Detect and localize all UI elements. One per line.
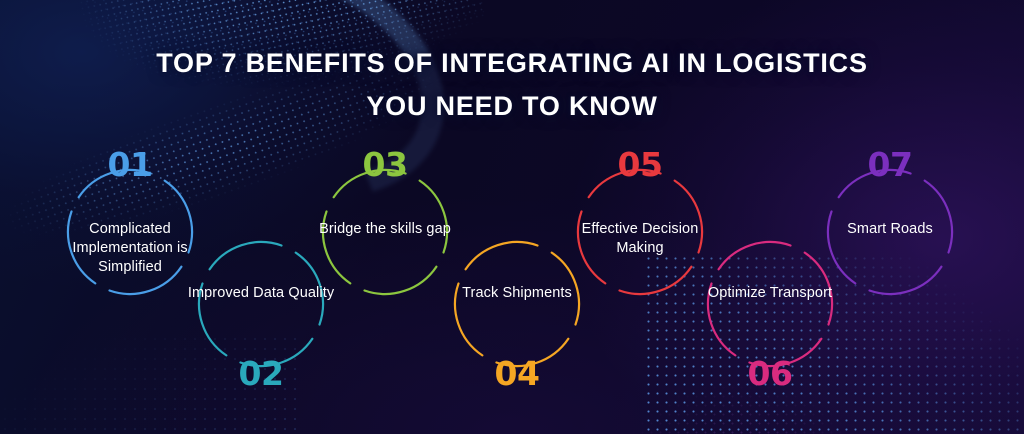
step-02[interactable]: 02Improved Data Quality xyxy=(193,236,329,372)
step-07-label: Smart Roads xyxy=(806,220,974,239)
step-02-ring xyxy=(193,236,329,372)
step-06[interactable]: 06Optimize Transport xyxy=(702,236,838,372)
infographic-canvas: TOP 7 BENEFITS OF INTEGRATING AI IN LOGI… xyxy=(0,0,1024,434)
step-03[interactable]: 03Bridge the skills gap xyxy=(317,164,453,300)
page-title: TOP 7 BENEFITS OF INTEGRATING AI IN LOGI… xyxy=(0,42,1024,128)
step-01[interactable]: 01Complicated Implementation is Simplifi… xyxy=(62,164,198,300)
step-01-number: 01 xyxy=(62,148,198,181)
step-04-number: 04 xyxy=(449,357,585,390)
title-line-1: TOP 7 BENEFITS OF INTEGRATING AI IN LOGI… xyxy=(0,42,1024,85)
step-03-label: Bridge the skills gap xyxy=(301,220,469,239)
step-06-number: 06 xyxy=(702,357,838,390)
step-02-number: 02 xyxy=(193,357,329,390)
step-05-label: Effective Decision Making xyxy=(556,220,724,258)
step-01-label: Complicated Implementation is Simplified xyxy=(46,220,214,277)
step-03-number: 03 xyxy=(317,148,453,181)
step-05-number: 05 xyxy=(572,148,708,181)
step-06-ring xyxy=(702,236,838,372)
step-07[interactable]: 07Smart Roads xyxy=(822,164,958,300)
title-line-2: YOU NEED TO KNOW xyxy=(0,85,1024,128)
step-07-number: 07 xyxy=(822,148,958,181)
step-05[interactable]: 05Effective Decision Making xyxy=(572,164,708,300)
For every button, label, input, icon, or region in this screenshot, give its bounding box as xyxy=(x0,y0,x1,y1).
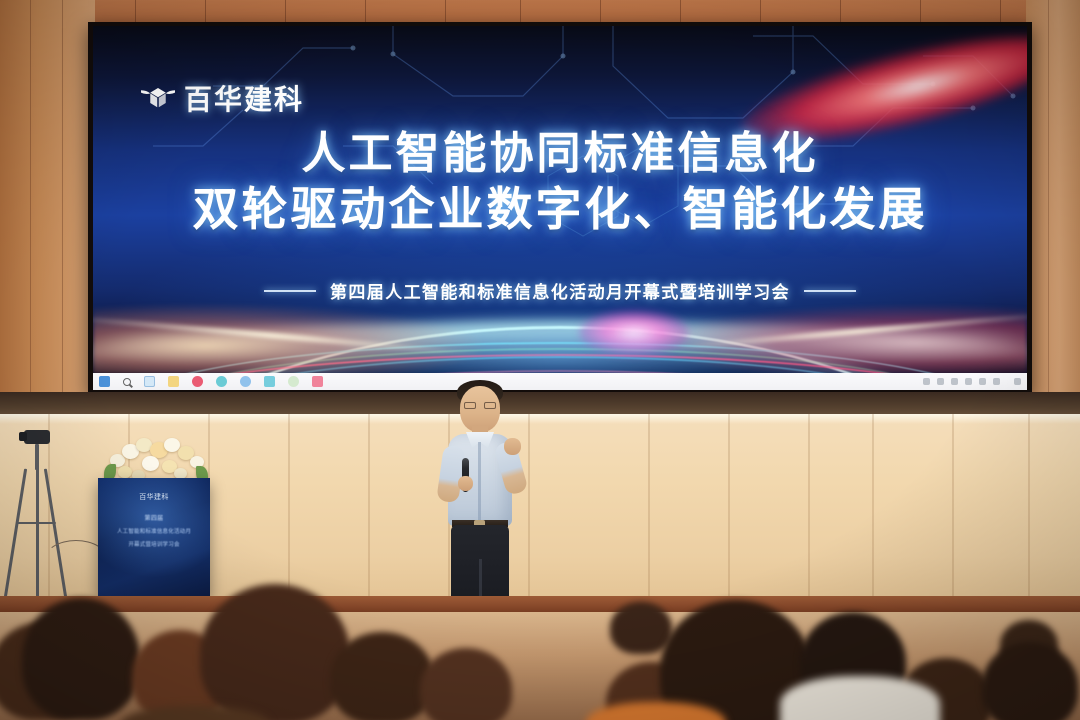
audience-head xyxy=(200,584,350,720)
slide-title-line-1: 人工智能协同标准信息化 xyxy=(93,126,1027,181)
audience-head xyxy=(982,642,1078,720)
browser-icon[interactable] xyxy=(216,376,227,387)
conference-photo-scene: 百华建科 人工智能协同标准信息化 双轮驱动企业数字化、智能化发展 第四届人工智能… xyxy=(0,0,1080,720)
audience-head xyxy=(610,602,672,654)
audience-head xyxy=(22,598,140,720)
podium-heading: 第四届 xyxy=(98,513,210,522)
led-screen: 百华建科 人工智能协同标准信息化 双轮驱动企业数字化、智能化发展 第四届人工智能… xyxy=(93,26,1027,390)
audience-shoulders xyxy=(780,676,940,720)
tray-icon-5[interactable] xyxy=(979,378,986,385)
presenter-mic-hand xyxy=(458,476,473,491)
slide-subtitle-row: 第四届人工智能和标准信息化活动月开幕式暨培训学习会 xyxy=(93,278,1027,303)
podium-line-1: 人工智能和标准信息化活动月 xyxy=(98,527,210,535)
video-camera-icon xyxy=(24,430,50,444)
presenter-shirt-placket xyxy=(478,442,481,524)
taskbar-tray xyxy=(923,378,1021,385)
start-icon[interactable] xyxy=(99,376,110,387)
cube-box-logo-icon xyxy=(141,83,175,113)
tray-icon-4[interactable] xyxy=(965,378,972,385)
slide-title-line-2: 双轮驱动企业数字化、智能化发展 xyxy=(93,181,1027,239)
file-explorer-icon[interactable] xyxy=(168,376,179,387)
windows-taskbar[interactable] xyxy=(93,373,1027,390)
task-view-icon[interactable] xyxy=(144,376,155,387)
qq-icon[interactable] xyxy=(312,376,323,387)
audience-foreground xyxy=(0,560,1080,720)
slide-subtitle: 第四届人工智能和标准信息化活动月开幕式暨培训学习会 xyxy=(330,278,790,303)
display-icon[interactable] xyxy=(264,376,275,387)
audience-head xyxy=(420,648,512,720)
wechat-icon[interactable] xyxy=(288,376,299,387)
glasses-icon xyxy=(464,402,496,409)
subtitle-rule-right xyxy=(804,290,856,292)
presenter-raised-fist xyxy=(504,438,521,455)
subtitle-rule-left xyxy=(264,290,316,292)
city-lights-band xyxy=(93,300,1027,374)
tray-icon-6[interactable] xyxy=(993,378,1000,385)
tray-icon-1[interactable] xyxy=(923,378,930,385)
media-player-icon[interactable] xyxy=(240,376,251,387)
tray-icon-3[interactable] xyxy=(951,378,958,385)
right-wall-panel xyxy=(1026,0,1080,430)
tray-icon-2[interactable] xyxy=(937,378,944,385)
taskbar-apps xyxy=(99,376,323,387)
brand-lockup: 百华建科 xyxy=(141,78,304,118)
slide-title-block: 人工智能协同标准信息化 双轮驱动企业数字化、智能化发展 xyxy=(93,126,1027,239)
podium-line-2: 开幕式暨培训学习会 xyxy=(98,540,210,548)
search-icon[interactable] xyxy=(123,378,131,386)
wps-office-icon[interactable] xyxy=(192,376,203,387)
podium-logo: 百华建科 xyxy=(98,492,210,502)
tray-icon-7[interactable] xyxy=(1014,378,1021,385)
left-wall-panel xyxy=(0,0,95,430)
audience-head xyxy=(330,632,434,720)
brand-name: 百华建科 xyxy=(184,78,304,118)
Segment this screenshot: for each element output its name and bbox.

DIRECTION: Copy out the material starting with the line containing "step-02[interactable]: 02Improved Data" and continuing through the line containing "For every button, label, input, icon, or", with both of those lines included, reproducing each line character for character.

EXERCISE RESULT:
step-02[interactable]: 02Improved Data Quality xyxy=(193,236,329,372)
step-07-label: Smart Roads xyxy=(806,220,974,239)
step-02-ring xyxy=(193,236,329,372)
step-06[interactable]: 06Optimize Transport xyxy=(702,236,838,372)
infographic-canvas: TOP 7 BENEFITS OF INTEGRATING AI IN LOGI… xyxy=(0,0,1024,434)
step-03[interactable]: 03Bridge the skills gap xyxy=(317,164,453,300)
page-title: TOP 7 BENEFITS OF INTEGRATING AI IN LOGI… xyxy=(0,42,1024,128)
step-01[interactable]: 01Complicated Implementation is Simplifi… xyxy=(62,164,198,300)
step-01-number: 01 xyxy=(62,148,198,181)
step-04-number: 04 xyxy=(449,357,585,390)
title-line-1: TOP 7 BENEFITS OF INTEGRATING AI IN LOGI… xyxy=(0,42,1024,85)
step-03-label: Bridge the skills gap xyxy=(301,220,469,239)
step-06-number: 06 xyxy=(702,357,838,390)
step-02-number: 02 xyxy=(193,357,329,390)
step-05-label: Effective Decision Making xyxy=(556,220,724,258)
step-01-label: Complicated Implementation is Simplified xyxy=(46,220,214,277)
step-03-number: 03 xyxy=(317,148,453,181)
step-05-number: 05 xyxy=(572,148,708,181)
step-06-ring xyxy=(702,236,838,372)
step-07[interactable]: 07Smart Roads xyxy=(822,164,958,300)
title-line-2: YOU NEED TO KNOW xyxy=(0,85,1024,128)
step-07-number: 07 xyxy=(822,148,958,181)
step-05[interactable]: 05Effective Decision Making xyxy=(572,164,708,300)
For every button, label, input, icon, or region in this screenshot, give its bounding box as xyxy=(x0,y0,x1,y1).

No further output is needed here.